[Stored dataset items]
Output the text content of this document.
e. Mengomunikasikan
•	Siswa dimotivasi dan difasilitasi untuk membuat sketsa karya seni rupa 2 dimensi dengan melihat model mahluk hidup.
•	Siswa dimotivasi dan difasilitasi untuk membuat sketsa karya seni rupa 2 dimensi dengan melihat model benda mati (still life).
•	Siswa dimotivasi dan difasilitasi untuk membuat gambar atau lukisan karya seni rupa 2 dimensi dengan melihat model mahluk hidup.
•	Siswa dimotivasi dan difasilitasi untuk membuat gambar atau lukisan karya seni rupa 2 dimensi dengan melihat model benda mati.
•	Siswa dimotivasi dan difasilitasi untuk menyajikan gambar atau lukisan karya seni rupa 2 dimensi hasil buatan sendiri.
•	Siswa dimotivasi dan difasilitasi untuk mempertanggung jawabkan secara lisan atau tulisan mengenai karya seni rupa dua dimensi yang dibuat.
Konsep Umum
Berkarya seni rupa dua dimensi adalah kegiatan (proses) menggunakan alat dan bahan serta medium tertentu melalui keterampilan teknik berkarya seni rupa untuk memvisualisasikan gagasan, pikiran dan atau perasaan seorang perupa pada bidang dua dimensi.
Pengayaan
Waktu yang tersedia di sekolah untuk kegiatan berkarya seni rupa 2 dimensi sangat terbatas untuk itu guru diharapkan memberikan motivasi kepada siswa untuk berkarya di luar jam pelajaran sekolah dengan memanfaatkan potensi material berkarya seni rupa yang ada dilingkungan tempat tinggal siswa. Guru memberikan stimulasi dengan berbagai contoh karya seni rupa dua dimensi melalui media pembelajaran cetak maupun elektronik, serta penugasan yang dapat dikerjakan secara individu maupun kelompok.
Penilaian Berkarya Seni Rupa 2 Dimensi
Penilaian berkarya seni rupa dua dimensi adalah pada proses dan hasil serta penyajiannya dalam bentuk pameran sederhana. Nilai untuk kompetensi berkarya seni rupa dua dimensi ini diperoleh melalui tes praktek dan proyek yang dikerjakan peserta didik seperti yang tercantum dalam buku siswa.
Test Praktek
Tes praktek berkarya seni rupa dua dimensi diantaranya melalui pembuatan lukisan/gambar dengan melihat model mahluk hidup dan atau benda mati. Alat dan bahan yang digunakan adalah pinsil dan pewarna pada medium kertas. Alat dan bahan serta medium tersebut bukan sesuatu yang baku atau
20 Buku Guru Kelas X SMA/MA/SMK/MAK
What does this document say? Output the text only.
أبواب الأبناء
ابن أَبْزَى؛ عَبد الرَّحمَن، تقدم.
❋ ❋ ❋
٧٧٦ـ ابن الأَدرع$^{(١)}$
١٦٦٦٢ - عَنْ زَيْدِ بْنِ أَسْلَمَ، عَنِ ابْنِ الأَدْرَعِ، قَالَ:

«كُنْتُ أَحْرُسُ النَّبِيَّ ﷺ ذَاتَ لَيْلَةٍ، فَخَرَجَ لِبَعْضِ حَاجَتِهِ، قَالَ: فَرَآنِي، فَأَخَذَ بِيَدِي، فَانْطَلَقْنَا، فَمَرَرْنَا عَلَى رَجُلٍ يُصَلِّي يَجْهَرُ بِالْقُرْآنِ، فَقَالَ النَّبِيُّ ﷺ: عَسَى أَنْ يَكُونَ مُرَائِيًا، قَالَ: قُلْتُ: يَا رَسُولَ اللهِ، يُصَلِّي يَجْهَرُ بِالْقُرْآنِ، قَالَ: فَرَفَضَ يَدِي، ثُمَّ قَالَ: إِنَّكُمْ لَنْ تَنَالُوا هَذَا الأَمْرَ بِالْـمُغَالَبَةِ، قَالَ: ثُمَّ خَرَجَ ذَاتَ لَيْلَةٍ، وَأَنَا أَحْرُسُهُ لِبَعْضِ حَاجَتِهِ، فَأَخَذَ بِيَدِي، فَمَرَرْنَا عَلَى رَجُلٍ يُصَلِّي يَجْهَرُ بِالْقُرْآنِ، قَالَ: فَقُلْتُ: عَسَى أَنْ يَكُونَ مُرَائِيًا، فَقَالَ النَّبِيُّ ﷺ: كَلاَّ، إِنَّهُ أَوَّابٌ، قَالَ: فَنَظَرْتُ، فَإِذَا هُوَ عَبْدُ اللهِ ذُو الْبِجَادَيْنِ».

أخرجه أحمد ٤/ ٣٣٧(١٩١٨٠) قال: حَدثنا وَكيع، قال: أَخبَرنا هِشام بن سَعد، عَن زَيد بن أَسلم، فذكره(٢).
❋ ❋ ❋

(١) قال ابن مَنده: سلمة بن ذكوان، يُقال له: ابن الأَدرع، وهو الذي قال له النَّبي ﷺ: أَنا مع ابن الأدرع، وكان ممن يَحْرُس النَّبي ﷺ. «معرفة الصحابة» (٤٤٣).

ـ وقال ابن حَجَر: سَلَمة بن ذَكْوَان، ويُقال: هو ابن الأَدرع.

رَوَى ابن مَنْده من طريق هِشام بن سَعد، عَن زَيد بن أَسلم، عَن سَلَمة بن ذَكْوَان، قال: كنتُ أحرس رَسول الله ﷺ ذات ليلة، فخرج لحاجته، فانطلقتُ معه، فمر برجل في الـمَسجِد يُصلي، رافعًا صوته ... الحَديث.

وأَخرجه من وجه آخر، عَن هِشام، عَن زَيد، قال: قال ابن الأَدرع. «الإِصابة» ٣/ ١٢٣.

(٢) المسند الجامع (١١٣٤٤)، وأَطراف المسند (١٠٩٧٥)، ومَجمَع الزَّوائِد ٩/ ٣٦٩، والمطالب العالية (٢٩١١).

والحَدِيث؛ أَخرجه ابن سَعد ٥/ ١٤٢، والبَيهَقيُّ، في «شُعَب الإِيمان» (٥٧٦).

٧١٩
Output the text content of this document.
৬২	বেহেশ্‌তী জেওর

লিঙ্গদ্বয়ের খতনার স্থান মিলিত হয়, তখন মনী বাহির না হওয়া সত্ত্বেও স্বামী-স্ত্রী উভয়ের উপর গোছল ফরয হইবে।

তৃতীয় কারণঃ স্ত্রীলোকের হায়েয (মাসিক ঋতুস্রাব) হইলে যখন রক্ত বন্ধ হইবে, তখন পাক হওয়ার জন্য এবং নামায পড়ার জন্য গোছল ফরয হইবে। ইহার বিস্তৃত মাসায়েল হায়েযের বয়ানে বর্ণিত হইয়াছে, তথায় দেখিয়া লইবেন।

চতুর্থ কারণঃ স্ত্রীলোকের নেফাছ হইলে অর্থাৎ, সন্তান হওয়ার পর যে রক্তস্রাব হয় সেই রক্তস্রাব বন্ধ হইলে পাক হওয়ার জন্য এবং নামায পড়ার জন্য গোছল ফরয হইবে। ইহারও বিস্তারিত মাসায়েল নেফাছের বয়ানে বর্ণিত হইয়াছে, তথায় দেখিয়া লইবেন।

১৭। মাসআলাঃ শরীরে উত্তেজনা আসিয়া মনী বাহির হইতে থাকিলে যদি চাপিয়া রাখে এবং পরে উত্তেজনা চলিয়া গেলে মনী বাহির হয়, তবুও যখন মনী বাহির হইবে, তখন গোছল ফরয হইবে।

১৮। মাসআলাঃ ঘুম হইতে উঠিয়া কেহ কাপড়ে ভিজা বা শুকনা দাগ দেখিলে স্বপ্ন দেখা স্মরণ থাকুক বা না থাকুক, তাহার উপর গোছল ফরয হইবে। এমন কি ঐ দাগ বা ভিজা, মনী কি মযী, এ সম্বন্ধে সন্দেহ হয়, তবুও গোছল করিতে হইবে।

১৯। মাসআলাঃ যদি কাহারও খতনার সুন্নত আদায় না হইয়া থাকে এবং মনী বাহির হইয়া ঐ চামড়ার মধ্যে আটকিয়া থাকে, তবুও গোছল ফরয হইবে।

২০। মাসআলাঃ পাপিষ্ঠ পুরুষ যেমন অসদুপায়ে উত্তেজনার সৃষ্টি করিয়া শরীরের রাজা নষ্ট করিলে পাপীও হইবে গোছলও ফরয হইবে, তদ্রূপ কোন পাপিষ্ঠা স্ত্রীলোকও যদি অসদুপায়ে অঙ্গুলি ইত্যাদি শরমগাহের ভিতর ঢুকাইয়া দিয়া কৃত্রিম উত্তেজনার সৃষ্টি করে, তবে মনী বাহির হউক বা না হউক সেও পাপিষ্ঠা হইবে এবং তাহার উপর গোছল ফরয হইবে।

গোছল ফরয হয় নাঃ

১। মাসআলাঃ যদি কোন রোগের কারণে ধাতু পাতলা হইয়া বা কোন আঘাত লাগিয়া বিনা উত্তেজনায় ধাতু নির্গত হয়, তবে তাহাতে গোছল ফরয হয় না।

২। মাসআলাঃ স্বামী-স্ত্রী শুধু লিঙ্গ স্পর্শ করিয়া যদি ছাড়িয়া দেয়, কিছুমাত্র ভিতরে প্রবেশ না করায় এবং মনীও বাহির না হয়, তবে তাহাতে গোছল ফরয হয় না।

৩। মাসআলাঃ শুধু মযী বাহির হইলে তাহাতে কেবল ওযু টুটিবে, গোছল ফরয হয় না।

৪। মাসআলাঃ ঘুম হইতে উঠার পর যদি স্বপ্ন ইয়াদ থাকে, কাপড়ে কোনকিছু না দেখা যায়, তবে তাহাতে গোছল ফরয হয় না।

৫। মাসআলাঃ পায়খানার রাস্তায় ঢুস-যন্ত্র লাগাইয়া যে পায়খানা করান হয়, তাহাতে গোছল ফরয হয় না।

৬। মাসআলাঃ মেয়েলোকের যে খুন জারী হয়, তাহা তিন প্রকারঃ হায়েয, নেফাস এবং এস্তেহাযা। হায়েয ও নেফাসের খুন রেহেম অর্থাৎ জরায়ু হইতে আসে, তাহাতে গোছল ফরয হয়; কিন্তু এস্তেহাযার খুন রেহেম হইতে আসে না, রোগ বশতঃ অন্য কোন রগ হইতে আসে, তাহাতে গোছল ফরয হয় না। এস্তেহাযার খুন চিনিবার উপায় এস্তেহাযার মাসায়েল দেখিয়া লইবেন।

Problem statement: Copy all lines from the listing that contain "hidup".

Output of the exercise:
•	Siswa dimotivasi dan difasilitasi untuk membuat sketsa karya seni rupa 2 dimensi dengan melihat model mahluk hidup.
•	Siswa dimotivasi dan difasilitasi untuk membuat gambar atau lukisan karya seni rupa 2 dimensi dengan melihat model mahluk hidup.
Tes praktek berkarya seni rupa dua dimensi diantaranya melalui pembuatan lukisan/gambar dengan melihat model mahluk hidup dan atau benda mati. Alat dan bahan yang digunakan adalah pinsil dan pewarna pada medium kertas. Alat dan bahan serta medium tersebut bukan sesuatu yang baku atau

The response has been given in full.